Repeat the full listing exactly.

··· Stored data ···

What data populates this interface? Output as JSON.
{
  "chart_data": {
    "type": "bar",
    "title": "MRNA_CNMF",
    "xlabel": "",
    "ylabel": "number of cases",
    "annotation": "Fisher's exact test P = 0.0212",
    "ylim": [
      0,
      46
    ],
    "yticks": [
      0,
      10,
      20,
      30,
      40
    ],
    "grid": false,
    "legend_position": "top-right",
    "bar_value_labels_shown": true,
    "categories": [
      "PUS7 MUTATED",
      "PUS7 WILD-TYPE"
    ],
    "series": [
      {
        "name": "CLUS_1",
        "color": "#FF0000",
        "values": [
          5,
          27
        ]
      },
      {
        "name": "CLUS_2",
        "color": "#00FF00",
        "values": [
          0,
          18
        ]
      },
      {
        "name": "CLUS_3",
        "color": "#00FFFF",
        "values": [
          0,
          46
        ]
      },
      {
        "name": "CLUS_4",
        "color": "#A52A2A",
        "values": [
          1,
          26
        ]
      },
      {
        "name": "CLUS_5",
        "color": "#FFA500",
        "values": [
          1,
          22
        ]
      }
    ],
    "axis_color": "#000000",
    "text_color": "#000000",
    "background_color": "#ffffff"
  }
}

···

#### Response to this exercise
What data populates this interface? Output as JSON.
{
  "chart_data": {
    "type": "bar",
    "title": "MRNA_CNMF",
    "xlabel": "",
    "ylabel": "number of cases",
    "annotation": "Fisher's exact test P = 0.0212",
    "ylim": [
      0,
      46
    ],
    "yticks": [
      0,
      10,
      20,
      30,
      40
    ],
    "grid": false,
    "legend_position": "top-right",
    "bar_value_labels_shown": true,
    "categories": [
      "PUS7 MUTATED",
      "PUS7 WILD-TYPE"
    ],
    "series": [
      {
        "name": "CLUS_1",
        "color": "#FF0000",
        "values": [
          5,
          27
        ]
      },
      {
        "name": "CLUS_2",
        "color": "#00FF00",
        "values": [
          0,
          18
        ]
      },
      {
        "name": "CLUS_3",
        "color": "#00FFFF",
        "values": [
          0,
          46
        ]
      },
      {
        "name": "CLUS_4",
        "color": "#A52A2A",
        "values": [
          1,
          26
        ]
      },
      {
        "name": "CLUS_5",
        "color": "#FFA500",
        "values": [
          1,
          22
        ]
      }
    ],
    "axis_color": "#000000",
    "text_color": "#000000",
    "background_color": "#ffffff"
  }
}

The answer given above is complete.